# [What to produce]
Images embedded in the records are excluded; print everything else exactly as given.

# [Supplied material]
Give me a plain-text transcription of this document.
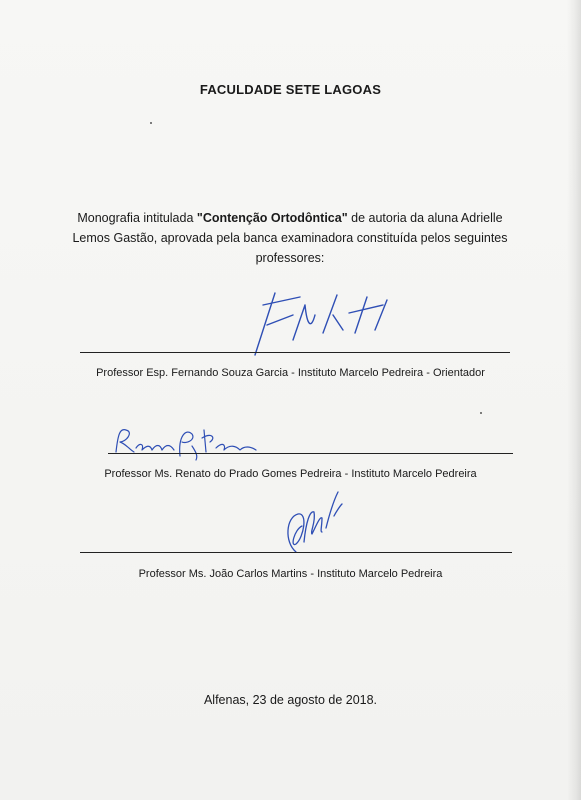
FACULDADE SETE LAGOAS
Monografia intitulada "Contenção Ortodôntica" de autoria da aluna Adrielle Lemos Gastão, aprovada pela banca examinadora constituída pelos seguintes professores:
Professor Esp. Fernando Souza Garcia - Instituto Marcelo Pedreira - Orientador
Professor Ms. Renato do Prado Gomes Pedreira - Instituto Marcelo Pedreira
Professor Ms. João Carlos Martins - Instituto Marcelo Pedreira
Alfenas, 23 de agosto de 2018.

# [Solution for this exercise]
Give me a plain-text transcription of this document.
FACULDADE SETE LAGOAS
Monografia intitulada "Contenção Ortodôntica" de autoria da aluna Adrielle Lemos Gastão, aprovada pela banca examinadora constituída pelos seguintes professores:
Professor Esp. Fernando Souza Garcia - Instituto Marcelo Pedreira - Orientador
Professor Ms. Renato do Prado Gomes Pedreira - Instituto Marcelo Pedreira
Professor Ms. João Carlos Martins - Instituto Marcelo Pedreira
Alfenas, 23 de agosto de 2018.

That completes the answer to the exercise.